*EXERCISE PROMPT:*
Exclude the pictures, then repeat the remaining data exactly.

*PROVIDED RECORDS:*
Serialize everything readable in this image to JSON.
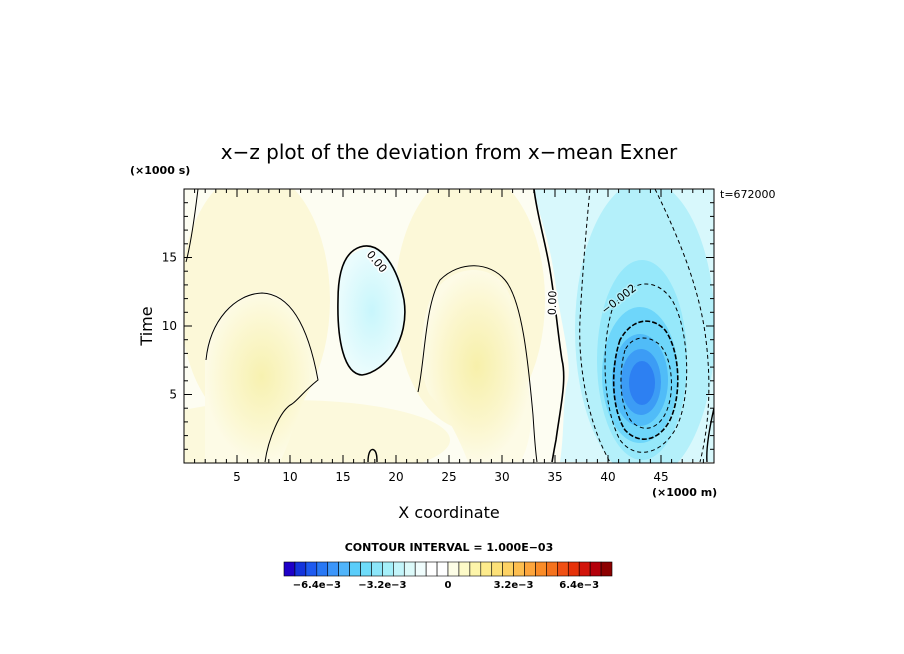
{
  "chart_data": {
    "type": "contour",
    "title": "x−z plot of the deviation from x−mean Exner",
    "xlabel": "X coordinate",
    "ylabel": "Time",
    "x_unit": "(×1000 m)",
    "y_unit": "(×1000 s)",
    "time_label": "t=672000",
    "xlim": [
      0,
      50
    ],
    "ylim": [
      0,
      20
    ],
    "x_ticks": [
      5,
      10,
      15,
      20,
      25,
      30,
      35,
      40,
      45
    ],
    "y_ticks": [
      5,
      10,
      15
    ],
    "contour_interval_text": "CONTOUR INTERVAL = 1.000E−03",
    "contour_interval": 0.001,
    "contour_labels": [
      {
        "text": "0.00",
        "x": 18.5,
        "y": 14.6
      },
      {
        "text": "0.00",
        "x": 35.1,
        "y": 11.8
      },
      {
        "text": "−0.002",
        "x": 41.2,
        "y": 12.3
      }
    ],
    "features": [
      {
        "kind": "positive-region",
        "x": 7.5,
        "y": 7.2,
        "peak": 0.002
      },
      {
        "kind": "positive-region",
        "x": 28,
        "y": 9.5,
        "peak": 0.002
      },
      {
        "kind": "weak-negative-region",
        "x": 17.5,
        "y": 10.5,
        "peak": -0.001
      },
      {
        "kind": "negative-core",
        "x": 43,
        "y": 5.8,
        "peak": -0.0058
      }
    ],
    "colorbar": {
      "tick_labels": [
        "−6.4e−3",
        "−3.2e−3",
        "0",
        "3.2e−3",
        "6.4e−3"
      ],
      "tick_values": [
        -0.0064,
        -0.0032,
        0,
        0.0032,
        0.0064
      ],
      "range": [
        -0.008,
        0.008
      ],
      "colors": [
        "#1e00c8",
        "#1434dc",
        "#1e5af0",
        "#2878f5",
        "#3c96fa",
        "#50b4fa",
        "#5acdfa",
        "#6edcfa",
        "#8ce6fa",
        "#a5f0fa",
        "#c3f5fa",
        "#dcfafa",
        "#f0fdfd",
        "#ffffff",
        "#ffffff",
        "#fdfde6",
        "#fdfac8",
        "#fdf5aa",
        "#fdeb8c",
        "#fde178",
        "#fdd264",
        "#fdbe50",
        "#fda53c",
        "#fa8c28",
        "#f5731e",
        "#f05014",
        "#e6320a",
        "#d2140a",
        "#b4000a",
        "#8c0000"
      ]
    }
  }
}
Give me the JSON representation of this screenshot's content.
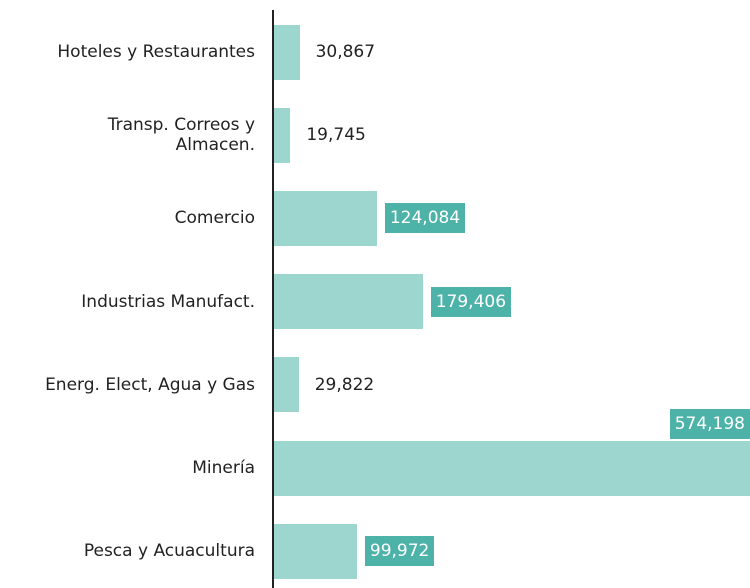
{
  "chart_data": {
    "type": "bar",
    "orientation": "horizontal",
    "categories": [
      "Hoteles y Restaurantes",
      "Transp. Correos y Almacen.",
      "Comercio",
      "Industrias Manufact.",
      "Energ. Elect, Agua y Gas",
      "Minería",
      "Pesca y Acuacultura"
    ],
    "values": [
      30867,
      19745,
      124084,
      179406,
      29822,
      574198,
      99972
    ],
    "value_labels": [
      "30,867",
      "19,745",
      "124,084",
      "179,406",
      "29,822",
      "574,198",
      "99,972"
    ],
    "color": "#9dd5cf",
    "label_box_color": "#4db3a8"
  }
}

*WORKED SOLUTION:*
Serialize everything readable in this image to JSON.
{
  "chart_data": {
    "type": "contour",
    "title": "x−z plot of the deviation from x−mean Exner",
    "xlabel": "X coordinate",
    "ylabel": "Time",
    "x_unit": "(×1000 m)",
    "y_unit": "(×1000 s)",
    "time_label": "t=672000",
    "xlim": [
      0,
      50
    ],
    "ylim": [
      0,
      20
    ],
    "x_ticks": [
      5,
      10,
      15,
      20,
      25,
      30,
      35,
      40,
      45
    ],
    "y_ticks": [
      5,
      10,
      15
    ],
    "contour_interval_text": "CONTOUR INTERVAL = 1.000E−03",
    "contour_interval": 0.001,
    "contour_labels": [
      {
        "text": "0.00",
        "x": 18.5,
        "y": 14.6
      },
      {
        "text": "0.00",
        "x": 35.1,
        "y": 11.8
      },
      {
        "text": "−0.002",
        "x": 41.2,
        "y": 12.3
      }
    ],
    "features": [
      {
        "kind": "positive-region",
        "x": 7.5,
        "y": 7.2,
        "peak": 0.002
      },
      {
        "kind": "positive-region",
        "x": 28,
        "y": 9.5,
        "peak": 0.002
      },
      {
        "kind": "weak-negative-region",
        "x": 17.5,
        "y": 10.5,
        "peak": -0.001
      },
      {
        "kind": "negative-core",
        "x": 43,
        "y": 5.8,
        "peak": -0.0058
      }
    ],
    "colorbar": {
      "tick_labels": [
        "−6.4e−3",
        "−3.2e−3",
        "0",
        "3.2e−3",
        "6.4e−3"
      ],
      "tick_values": [
        -0.0064,
        -0.0032,
        0,
        0.0032,
        0.0064
      ],
      "range": [
        -0.008,
        0.008
      ],
      "colors": [
        "#1e00c8",
        "#1434dc",
        "#1e5af0",
        "#2878f5",
        "#3c96fa",
        "#50b4fa",
        "#5acdfa",
        "#6edcfa",
        "#8ce6fa",
        "#a5f0fa",
        "#c3f5fa",
        "#dcfafa",
        "#f0fdfd",
        "#ffffff",
        "#ffffff",
        "#fdfde6",
        "#fdfac8",
        "#fdf5aa",
        "#fdeb8c",
        "#fde178",
        "#fdd264",
        "#fdbe50",
        "#fda53c",
        "#fa8c28",
        "#f5731e",
        "#f05014",
        "#e6320a",
        "#d2140a",
        "#b4000a",
        "#8c0000"
      ]
    }
  }
}
Give me the JSON representation of this screenshot's content.
{
  "chart_data": {
    "type": "bar",
    "orientation": "horizontal",
    "categories": [
      "Hoteles y Restaurantes",
      "Transp. Correos y Almacen.",
      "Comercio",
      "Industrias Manufact.",
      "Energ. Elect, Agua y Gas",
      "Minería",
      "Pesca y Acuacultura"
    ],
    "values": [
      30867,
      19745,
      124084,
      179406,
      29822,
      574198,
      99972
    ],
    "value_labels": [
      "30,867",
      "19,745",
      "124,084",
      "179,406",
      "29,822",
      "574,198",
      "99,972"
    ],
    "color": "#9dd5cf",
    "label_box_color": "#4db3a8"
  }
}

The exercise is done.